→ **Your objective**: In the records below, pick out all lines containing the word "capitalized".

→ **Dataset**:
################
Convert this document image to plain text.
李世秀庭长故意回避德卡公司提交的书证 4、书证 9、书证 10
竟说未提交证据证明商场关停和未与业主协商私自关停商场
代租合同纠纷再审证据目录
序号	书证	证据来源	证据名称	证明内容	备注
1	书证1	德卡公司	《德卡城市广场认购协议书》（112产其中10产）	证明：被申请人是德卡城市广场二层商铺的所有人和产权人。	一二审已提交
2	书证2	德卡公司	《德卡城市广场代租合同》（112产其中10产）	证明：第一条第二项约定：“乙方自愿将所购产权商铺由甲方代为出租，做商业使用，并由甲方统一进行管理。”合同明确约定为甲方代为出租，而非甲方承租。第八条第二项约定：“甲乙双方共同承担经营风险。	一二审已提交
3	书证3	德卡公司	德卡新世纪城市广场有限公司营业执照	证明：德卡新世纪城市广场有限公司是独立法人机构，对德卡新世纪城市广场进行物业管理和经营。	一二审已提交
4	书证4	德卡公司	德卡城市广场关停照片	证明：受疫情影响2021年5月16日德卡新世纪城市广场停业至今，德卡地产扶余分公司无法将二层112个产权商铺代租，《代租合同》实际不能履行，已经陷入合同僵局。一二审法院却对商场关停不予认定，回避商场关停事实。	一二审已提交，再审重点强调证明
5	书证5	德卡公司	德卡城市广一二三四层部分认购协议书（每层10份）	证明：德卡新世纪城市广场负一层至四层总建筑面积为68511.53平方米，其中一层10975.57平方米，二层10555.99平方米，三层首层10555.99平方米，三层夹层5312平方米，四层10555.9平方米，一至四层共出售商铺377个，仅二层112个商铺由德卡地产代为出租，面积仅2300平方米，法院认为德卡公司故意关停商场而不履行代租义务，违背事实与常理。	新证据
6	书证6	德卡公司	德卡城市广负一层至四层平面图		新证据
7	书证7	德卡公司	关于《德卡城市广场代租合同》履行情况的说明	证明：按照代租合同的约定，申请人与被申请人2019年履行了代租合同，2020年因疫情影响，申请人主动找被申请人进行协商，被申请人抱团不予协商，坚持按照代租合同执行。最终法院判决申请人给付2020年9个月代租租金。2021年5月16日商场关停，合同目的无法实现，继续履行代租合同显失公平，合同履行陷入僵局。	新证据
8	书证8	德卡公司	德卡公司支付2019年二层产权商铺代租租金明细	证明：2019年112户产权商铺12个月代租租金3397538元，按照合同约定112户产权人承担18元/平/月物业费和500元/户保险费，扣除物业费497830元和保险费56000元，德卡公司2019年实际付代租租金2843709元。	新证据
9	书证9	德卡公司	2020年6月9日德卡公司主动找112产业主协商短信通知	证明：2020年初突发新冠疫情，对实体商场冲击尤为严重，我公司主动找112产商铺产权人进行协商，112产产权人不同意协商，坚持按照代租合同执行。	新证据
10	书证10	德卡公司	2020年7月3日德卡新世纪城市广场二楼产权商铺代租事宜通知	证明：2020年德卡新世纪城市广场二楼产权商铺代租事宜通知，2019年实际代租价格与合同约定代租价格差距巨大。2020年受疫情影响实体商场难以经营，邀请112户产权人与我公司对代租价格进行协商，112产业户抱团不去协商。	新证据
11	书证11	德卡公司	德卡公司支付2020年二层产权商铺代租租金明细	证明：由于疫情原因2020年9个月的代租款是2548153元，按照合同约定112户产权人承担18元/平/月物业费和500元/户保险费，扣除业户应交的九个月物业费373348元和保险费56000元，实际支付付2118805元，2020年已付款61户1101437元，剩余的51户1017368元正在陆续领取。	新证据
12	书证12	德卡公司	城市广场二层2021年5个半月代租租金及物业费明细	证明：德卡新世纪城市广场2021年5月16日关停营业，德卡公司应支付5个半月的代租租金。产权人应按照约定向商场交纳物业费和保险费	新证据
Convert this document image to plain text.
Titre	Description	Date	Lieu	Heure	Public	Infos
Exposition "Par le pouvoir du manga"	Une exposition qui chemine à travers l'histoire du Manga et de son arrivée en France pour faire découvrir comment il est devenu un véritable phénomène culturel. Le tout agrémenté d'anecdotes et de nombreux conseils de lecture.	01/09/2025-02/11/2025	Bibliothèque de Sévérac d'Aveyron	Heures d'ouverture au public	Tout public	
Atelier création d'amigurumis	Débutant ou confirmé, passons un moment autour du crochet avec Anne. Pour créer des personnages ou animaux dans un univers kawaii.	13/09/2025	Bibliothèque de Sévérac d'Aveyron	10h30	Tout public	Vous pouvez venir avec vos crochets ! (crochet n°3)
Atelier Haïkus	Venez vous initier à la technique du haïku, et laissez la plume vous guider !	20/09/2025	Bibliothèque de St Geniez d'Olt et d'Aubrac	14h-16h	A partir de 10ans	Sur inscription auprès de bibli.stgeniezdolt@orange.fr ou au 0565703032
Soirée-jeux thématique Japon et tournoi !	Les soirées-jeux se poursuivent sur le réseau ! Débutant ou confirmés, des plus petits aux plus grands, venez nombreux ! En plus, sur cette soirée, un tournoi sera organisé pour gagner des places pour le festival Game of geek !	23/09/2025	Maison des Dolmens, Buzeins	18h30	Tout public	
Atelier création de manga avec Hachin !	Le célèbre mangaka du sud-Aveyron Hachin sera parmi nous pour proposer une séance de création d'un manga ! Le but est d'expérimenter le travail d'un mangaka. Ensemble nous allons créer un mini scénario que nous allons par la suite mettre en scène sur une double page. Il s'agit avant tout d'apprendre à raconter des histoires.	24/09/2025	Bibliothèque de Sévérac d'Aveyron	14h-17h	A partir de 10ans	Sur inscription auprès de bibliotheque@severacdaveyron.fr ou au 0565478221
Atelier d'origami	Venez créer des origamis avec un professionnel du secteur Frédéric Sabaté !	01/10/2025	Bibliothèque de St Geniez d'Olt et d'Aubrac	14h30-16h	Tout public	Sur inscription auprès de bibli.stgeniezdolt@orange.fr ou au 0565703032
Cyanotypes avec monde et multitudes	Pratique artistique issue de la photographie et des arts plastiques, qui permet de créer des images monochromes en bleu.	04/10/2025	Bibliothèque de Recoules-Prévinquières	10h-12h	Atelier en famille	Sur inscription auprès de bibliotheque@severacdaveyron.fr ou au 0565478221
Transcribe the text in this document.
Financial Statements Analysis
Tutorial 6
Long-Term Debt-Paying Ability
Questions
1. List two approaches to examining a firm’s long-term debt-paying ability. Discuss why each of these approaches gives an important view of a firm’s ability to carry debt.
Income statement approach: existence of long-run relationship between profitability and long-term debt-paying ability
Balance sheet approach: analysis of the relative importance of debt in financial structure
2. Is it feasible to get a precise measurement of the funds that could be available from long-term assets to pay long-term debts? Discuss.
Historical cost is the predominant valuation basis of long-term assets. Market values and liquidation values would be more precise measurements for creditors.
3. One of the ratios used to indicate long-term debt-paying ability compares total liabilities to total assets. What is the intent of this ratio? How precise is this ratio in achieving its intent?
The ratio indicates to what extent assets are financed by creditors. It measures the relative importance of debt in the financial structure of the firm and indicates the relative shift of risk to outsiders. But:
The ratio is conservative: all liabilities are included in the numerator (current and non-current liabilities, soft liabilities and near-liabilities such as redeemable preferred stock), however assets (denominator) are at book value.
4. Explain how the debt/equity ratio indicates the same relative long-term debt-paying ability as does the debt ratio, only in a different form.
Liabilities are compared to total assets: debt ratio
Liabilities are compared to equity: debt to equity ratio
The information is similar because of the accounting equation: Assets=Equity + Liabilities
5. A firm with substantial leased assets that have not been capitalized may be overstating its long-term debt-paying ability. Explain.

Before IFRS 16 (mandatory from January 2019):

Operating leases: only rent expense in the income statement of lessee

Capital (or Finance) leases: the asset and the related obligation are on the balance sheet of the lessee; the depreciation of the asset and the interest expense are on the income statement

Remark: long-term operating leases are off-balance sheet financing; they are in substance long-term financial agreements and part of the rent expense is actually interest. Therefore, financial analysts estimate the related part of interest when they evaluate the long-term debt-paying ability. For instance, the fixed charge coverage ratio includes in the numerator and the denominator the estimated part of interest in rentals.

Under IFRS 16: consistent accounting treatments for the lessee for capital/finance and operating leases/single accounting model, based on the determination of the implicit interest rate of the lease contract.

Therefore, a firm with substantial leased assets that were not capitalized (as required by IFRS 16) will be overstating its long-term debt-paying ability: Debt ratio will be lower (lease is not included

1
################
→ **Exercise response**:
5. A firm with substantial leased assets that have not been capitalized may be overstating its long-term debt-paying ability. Explain.
Therefore, a firm with substantial leased assets that were not capitalized (as required by IFRS 16) will be overstating its long-term debt-paying ability: Debt ratio will be lower (lease is not included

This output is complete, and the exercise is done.